- **RECORDS TO USE**
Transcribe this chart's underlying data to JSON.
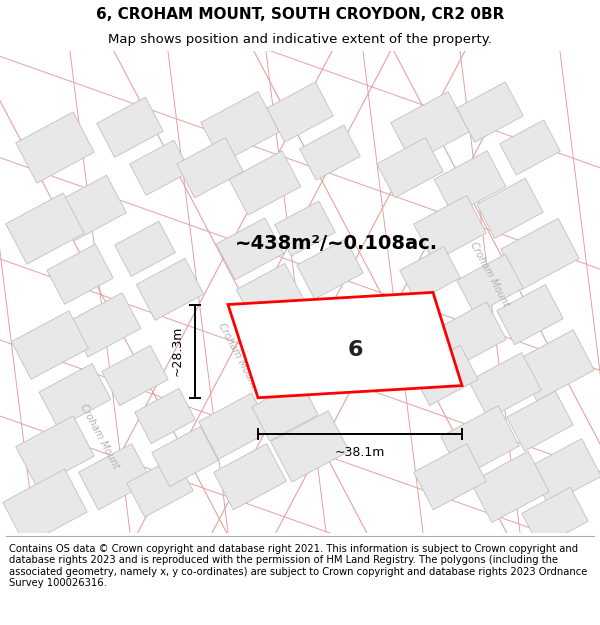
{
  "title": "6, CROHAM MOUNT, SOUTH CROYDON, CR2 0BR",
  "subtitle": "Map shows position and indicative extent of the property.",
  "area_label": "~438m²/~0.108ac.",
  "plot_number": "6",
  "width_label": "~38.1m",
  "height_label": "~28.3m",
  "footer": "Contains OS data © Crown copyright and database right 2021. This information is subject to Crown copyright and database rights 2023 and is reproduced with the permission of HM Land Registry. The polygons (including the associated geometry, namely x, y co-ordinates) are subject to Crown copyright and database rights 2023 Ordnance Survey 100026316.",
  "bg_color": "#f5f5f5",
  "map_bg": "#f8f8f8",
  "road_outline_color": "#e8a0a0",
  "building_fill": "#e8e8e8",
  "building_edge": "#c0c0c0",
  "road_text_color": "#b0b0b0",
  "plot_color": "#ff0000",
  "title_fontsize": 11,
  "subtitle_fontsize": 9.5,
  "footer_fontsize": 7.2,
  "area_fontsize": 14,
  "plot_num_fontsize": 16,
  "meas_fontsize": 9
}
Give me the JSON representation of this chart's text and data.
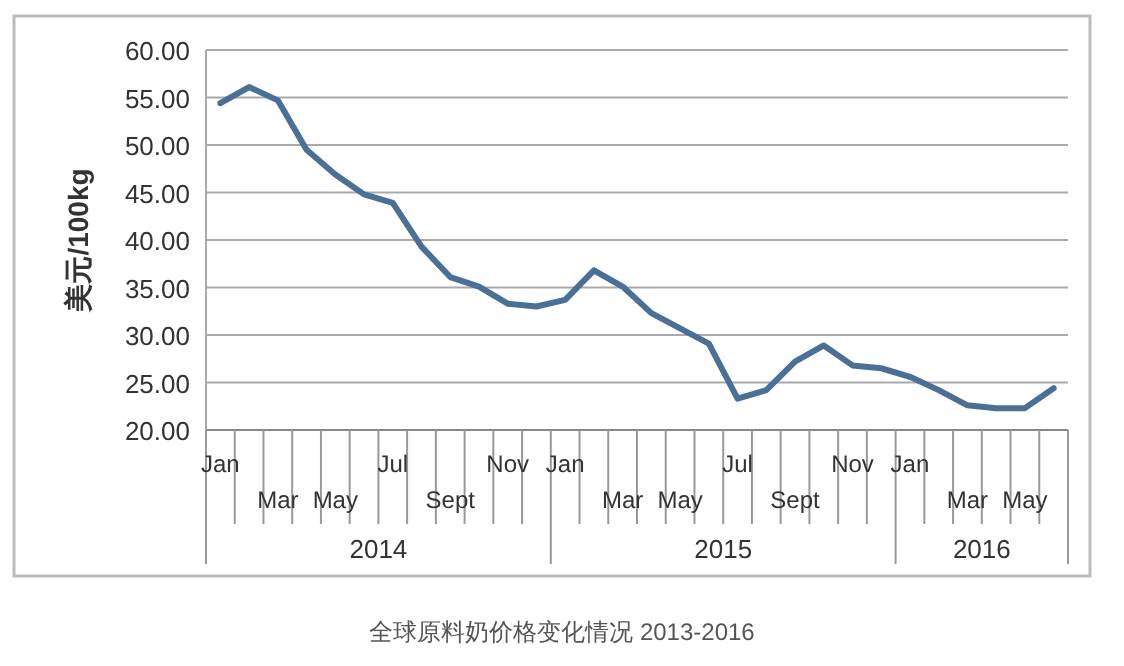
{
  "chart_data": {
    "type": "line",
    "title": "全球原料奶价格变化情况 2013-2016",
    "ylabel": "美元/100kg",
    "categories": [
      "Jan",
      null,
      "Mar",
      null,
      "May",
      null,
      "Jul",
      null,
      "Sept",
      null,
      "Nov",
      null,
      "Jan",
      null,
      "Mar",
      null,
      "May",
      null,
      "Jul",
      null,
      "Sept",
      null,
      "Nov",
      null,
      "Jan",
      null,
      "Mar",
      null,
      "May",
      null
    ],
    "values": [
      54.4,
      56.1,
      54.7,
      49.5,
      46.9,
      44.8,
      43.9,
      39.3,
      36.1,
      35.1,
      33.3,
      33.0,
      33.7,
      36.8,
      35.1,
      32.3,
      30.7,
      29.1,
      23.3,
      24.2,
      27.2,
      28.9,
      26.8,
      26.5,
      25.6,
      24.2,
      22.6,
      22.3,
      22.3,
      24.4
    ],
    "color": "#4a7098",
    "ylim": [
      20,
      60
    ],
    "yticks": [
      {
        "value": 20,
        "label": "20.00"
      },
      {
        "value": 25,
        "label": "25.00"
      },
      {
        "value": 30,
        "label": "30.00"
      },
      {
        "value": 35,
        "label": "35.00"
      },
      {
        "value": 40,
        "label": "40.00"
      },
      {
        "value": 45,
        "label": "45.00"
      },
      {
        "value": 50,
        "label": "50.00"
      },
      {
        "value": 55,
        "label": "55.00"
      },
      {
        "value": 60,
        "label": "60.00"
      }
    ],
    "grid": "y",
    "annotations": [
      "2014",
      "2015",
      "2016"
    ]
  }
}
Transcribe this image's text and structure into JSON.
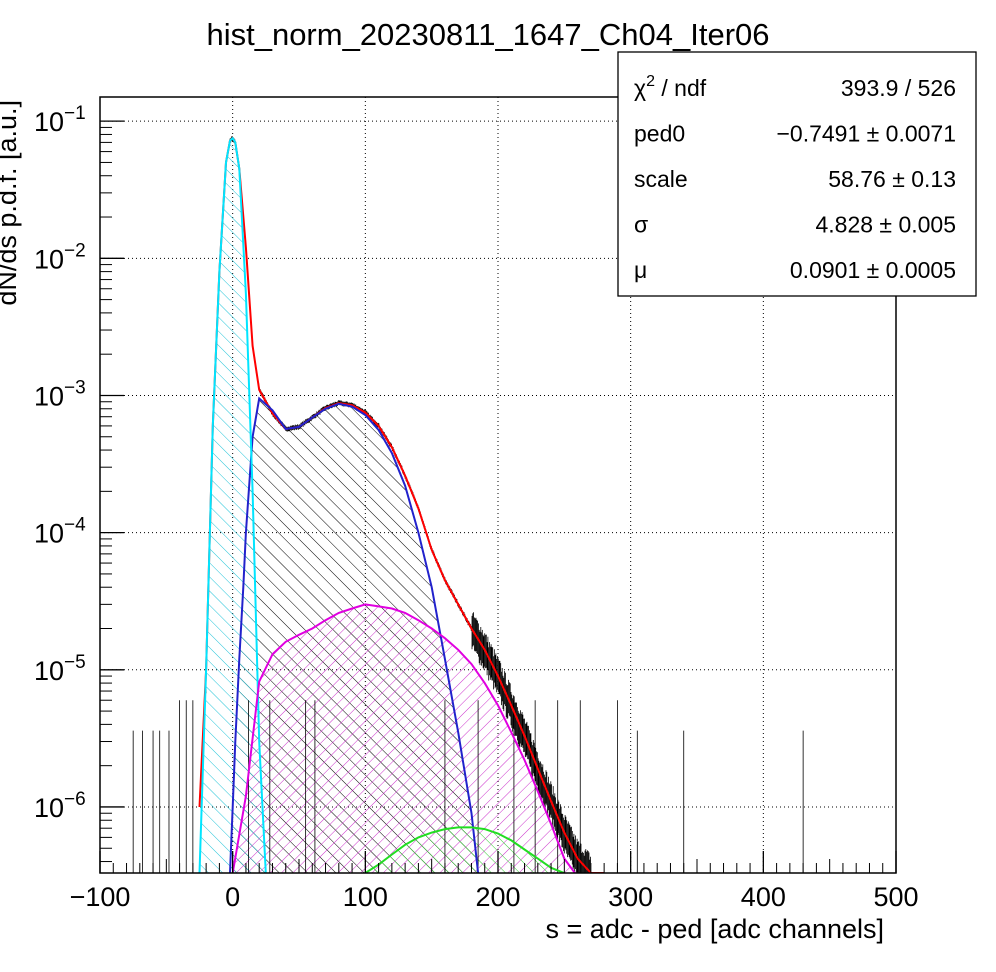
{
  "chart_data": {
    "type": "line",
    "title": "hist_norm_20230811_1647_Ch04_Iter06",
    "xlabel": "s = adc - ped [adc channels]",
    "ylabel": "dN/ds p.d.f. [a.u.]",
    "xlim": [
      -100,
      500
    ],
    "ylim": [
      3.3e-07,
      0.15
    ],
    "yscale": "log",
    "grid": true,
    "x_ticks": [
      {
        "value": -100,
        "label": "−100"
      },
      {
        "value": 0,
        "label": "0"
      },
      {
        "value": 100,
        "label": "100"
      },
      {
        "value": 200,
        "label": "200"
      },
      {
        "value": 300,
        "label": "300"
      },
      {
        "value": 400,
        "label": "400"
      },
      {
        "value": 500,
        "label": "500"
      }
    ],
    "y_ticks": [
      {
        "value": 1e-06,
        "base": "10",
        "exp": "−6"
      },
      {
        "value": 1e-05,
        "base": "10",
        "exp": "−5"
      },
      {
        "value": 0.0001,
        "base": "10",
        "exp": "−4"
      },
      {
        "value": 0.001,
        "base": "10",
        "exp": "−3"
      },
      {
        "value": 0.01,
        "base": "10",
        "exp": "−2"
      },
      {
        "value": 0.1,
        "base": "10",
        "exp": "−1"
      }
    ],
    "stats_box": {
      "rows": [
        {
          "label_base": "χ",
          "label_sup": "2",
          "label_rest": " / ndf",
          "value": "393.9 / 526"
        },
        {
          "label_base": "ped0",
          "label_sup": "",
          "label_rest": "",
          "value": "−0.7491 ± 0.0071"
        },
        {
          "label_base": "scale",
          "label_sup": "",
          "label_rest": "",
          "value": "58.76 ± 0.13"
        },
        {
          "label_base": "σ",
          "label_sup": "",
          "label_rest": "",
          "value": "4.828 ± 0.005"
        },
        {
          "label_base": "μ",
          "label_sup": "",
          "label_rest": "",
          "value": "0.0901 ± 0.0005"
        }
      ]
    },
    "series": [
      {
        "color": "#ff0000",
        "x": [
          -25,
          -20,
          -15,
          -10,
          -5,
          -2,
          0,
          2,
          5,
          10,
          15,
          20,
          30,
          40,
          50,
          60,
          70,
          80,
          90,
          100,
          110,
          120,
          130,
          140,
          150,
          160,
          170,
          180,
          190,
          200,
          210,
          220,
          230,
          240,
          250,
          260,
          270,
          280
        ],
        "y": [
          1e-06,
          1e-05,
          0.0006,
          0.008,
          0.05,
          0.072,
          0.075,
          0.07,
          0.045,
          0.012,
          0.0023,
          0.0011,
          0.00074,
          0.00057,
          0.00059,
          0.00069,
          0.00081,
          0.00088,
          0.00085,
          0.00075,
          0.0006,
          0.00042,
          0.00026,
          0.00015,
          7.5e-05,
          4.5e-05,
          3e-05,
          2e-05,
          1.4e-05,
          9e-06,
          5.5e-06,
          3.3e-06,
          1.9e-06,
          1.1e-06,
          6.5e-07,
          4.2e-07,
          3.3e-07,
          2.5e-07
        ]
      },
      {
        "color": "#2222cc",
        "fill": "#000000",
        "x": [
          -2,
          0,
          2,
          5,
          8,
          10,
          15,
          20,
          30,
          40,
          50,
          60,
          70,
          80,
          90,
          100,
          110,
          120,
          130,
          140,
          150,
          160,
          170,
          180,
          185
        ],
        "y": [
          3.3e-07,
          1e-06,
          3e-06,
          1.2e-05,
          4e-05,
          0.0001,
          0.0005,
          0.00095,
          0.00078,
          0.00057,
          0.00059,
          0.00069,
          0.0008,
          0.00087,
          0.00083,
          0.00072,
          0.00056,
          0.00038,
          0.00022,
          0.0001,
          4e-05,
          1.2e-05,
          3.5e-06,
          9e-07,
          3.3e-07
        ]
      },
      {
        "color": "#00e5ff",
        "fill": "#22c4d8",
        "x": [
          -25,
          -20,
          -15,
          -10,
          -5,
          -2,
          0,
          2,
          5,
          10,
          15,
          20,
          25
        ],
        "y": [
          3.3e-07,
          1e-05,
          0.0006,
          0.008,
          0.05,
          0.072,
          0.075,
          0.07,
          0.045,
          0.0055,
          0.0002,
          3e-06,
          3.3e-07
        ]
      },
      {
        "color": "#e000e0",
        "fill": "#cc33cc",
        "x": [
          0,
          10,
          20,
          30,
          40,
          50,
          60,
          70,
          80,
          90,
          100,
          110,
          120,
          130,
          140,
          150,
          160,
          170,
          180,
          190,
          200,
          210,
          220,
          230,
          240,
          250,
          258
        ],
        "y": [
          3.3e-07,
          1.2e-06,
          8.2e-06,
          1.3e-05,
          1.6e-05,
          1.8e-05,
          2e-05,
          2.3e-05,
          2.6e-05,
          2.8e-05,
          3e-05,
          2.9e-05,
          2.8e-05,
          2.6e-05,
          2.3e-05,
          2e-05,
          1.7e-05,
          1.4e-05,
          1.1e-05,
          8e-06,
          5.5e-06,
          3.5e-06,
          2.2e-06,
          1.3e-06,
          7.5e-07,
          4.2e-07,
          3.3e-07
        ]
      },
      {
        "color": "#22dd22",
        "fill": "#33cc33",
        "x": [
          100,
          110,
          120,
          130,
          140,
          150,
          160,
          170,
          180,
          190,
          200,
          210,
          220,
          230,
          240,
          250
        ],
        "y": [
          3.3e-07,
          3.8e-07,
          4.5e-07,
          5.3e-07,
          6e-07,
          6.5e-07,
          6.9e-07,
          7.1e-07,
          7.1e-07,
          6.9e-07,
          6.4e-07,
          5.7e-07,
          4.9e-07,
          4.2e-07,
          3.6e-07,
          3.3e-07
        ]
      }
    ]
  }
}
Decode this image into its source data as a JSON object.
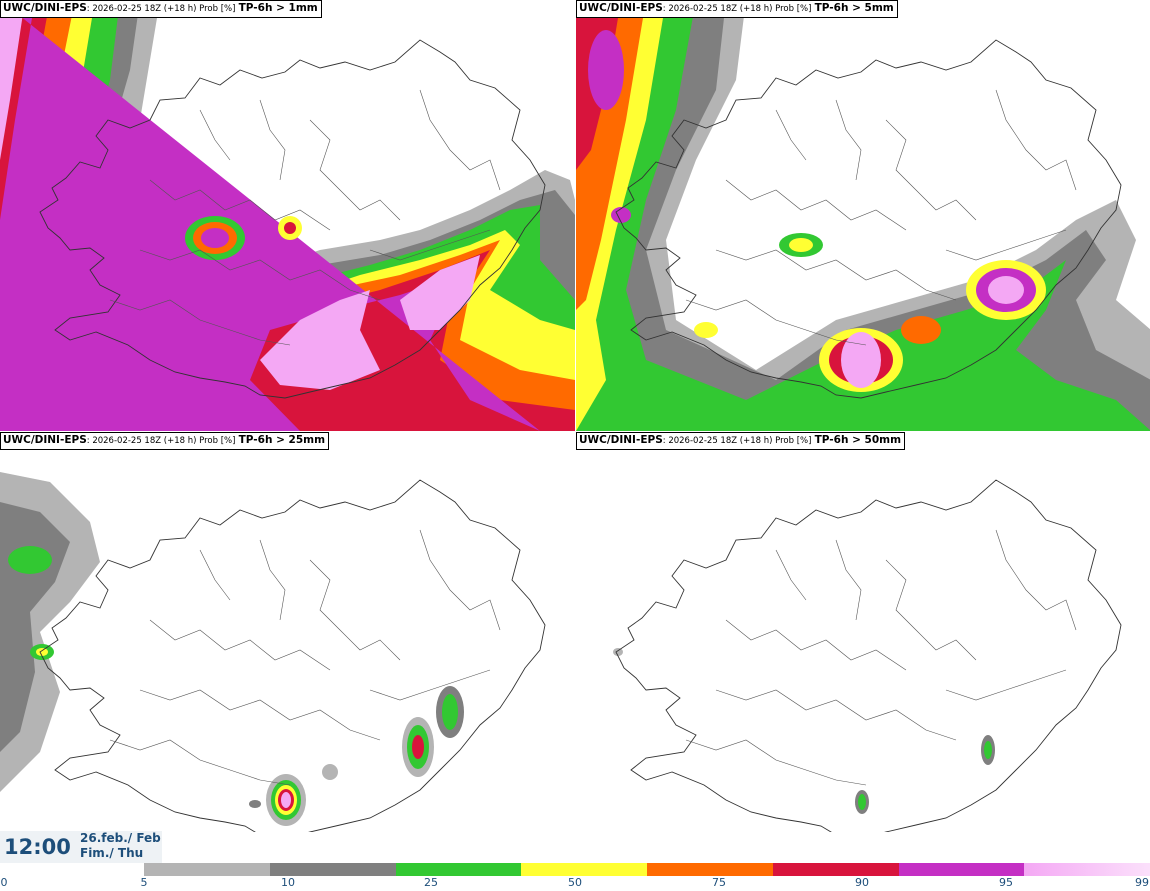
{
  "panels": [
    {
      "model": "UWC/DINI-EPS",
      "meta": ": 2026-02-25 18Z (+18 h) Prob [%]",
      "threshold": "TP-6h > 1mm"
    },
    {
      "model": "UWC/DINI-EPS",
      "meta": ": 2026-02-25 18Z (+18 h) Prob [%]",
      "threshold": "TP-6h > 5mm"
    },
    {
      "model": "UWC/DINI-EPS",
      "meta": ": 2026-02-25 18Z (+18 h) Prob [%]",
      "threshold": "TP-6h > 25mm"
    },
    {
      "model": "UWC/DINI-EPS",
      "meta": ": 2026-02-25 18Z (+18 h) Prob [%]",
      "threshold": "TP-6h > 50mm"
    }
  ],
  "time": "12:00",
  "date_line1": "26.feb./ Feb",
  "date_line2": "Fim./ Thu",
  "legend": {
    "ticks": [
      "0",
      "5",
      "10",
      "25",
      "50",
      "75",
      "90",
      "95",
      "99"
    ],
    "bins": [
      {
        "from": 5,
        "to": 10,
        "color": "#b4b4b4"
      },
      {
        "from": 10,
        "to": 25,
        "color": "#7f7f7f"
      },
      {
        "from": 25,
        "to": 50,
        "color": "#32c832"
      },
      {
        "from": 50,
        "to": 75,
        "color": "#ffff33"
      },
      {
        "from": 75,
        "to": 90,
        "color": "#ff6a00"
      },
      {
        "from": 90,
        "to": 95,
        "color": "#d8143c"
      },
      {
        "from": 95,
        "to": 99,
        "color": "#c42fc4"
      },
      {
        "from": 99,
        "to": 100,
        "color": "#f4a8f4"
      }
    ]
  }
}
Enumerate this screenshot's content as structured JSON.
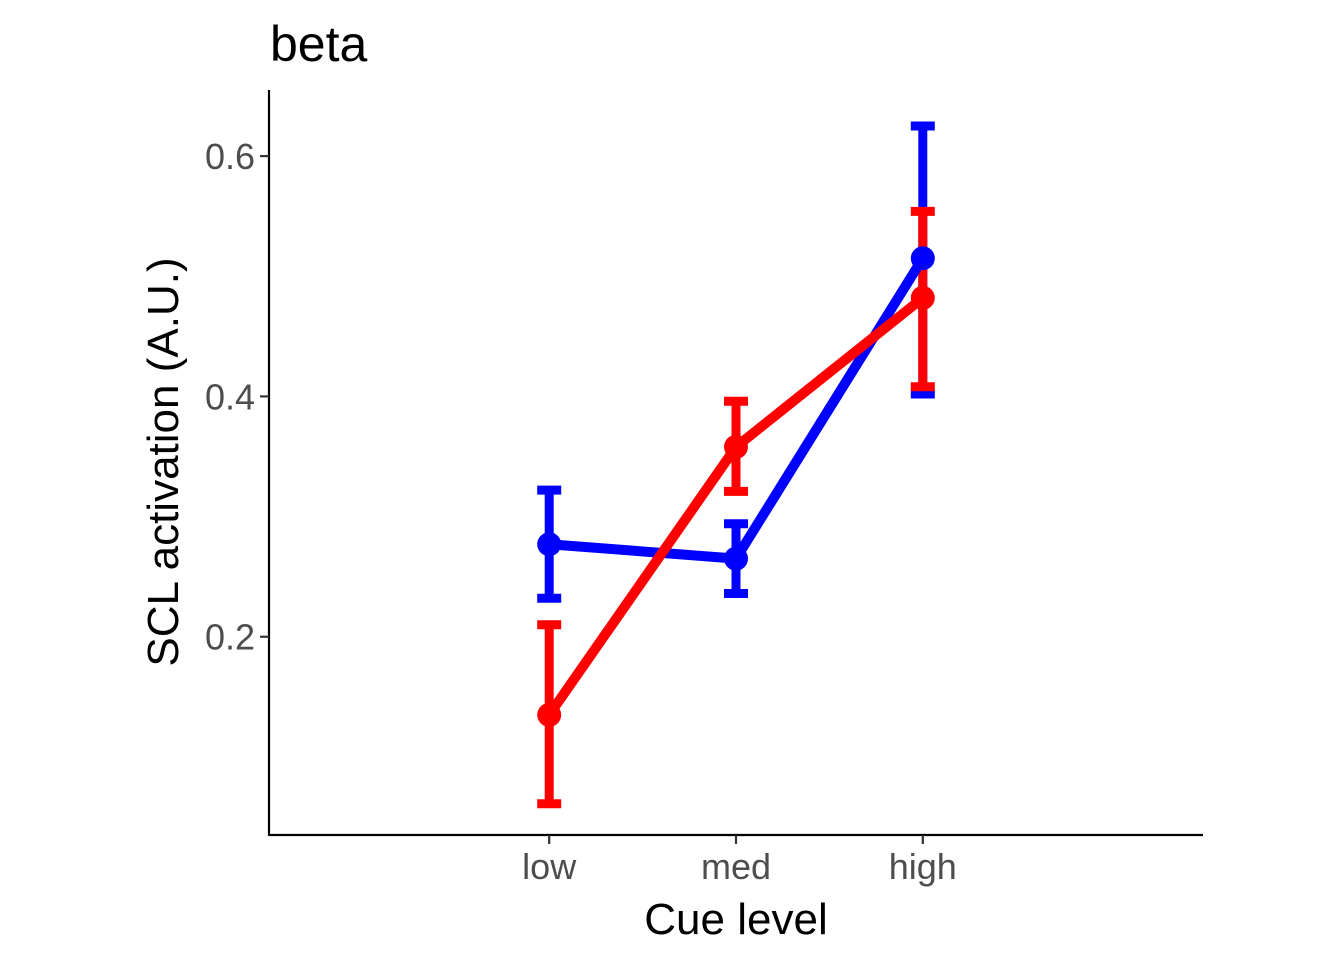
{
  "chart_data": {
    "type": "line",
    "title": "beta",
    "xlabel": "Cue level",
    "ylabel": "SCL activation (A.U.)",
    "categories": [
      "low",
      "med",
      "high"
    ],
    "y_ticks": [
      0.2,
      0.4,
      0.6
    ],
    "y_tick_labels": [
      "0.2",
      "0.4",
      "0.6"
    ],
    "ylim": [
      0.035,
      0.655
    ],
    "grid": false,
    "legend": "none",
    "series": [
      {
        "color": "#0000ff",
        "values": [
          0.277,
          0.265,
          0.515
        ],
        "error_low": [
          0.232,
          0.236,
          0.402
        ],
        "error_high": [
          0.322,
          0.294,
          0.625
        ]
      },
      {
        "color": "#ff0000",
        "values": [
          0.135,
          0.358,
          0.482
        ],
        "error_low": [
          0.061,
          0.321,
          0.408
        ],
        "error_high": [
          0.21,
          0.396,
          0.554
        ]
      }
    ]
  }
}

- **YOUR OBJECTIVE**
Track down every line holding the string "into" and copy it.

- **COMPLETE OUTPUT**
Transcribe this image's text and structure into JSON.
Decode this image into its source data as a JSON object.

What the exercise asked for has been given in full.